[WHAT YOU WILL DO]:
Give back the records below exactly, every one, with no pictures.
- - -
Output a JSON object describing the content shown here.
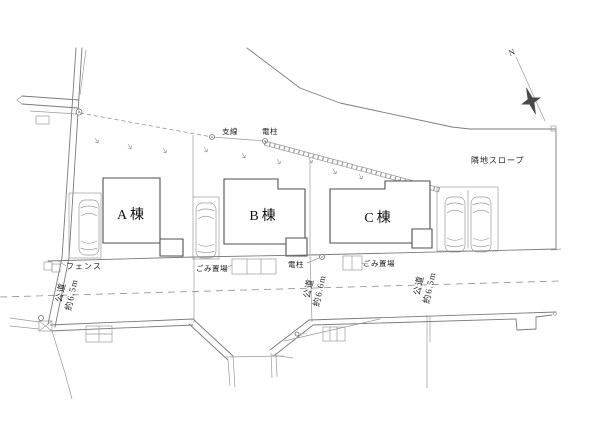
{
  "plan": {
    "north": {
      "label": "N"
    },
    "annotations": {
      "guy_wire": "支線",
      "pole_upper": "電柱",
      "neighbor_slope": "隣地スロープ",
      "fence": "フェンス",
      "garbage_left": "ごみ置場",
      "pole_lower": "電柱",
      "garbage_right": "ごみ置場"
    },
    "buildings": [
      {
        "label": "A棟"
      },
      {
        "label": "B棟"
      },
      {
        "label": "C棟"
      }
    ],
    "roads": [
      {
        "name": "公道",
        "width": "約6.5m",
        "position": "left"
      },
      {
        "name": "公道",
        "width": "約6.6m",
        "position": "center"
      },
      {
        "name": "公道",
        "width": "約6.5m",
        "position": "right"
      }
    ],
    "colors": {
      "line": "#7a7a7a",
      "building_line": "#4f4f4f",
      "text": "#1c1c1c",
      "background": "#ffffff",
      "north_star": "#4a4a4a"
    }
  }
}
- - -
[COMPLETED EXERCISE]:
Output a JSON object describing the content shown here.
{
  "plan": {
    "north": {
      "label": "N"
    },
    "annotations": {
      "guy_wire": "支線",
      "pole_upper": "電柱",
      "neighbor_slope": "隣地スロープ",
      "fence": "フェンス",
      "garbage_left": "ごみ置場",
      "pole_lower": "電柱",
      "garbage_right": "ごみ置場"
    },
    "buildings": [
      {
        "label": "A棟"
      },
      {
        "label": "B棟"
      },
      {
        "label": "C棟"
      }
    ],
    "roads": [
      {
        "name": "公道",
        "width": "約6.5m",
        "position": "left"
      },
      {
        "name": "公道",
        "width": "約6.6m",
        "position": "center"
      },
      {
        "name": "公道",
        "width": "約6.5m",
        "position": "right"
      }
    ],
    "colors": {
      "line": "#7a7a7a",
      "building_line": "#4f4f4f",
      "text": "#1c1c1c",
      "background": "#ffffff",
      "north_star": "#4a4a4a"
    }
  }
}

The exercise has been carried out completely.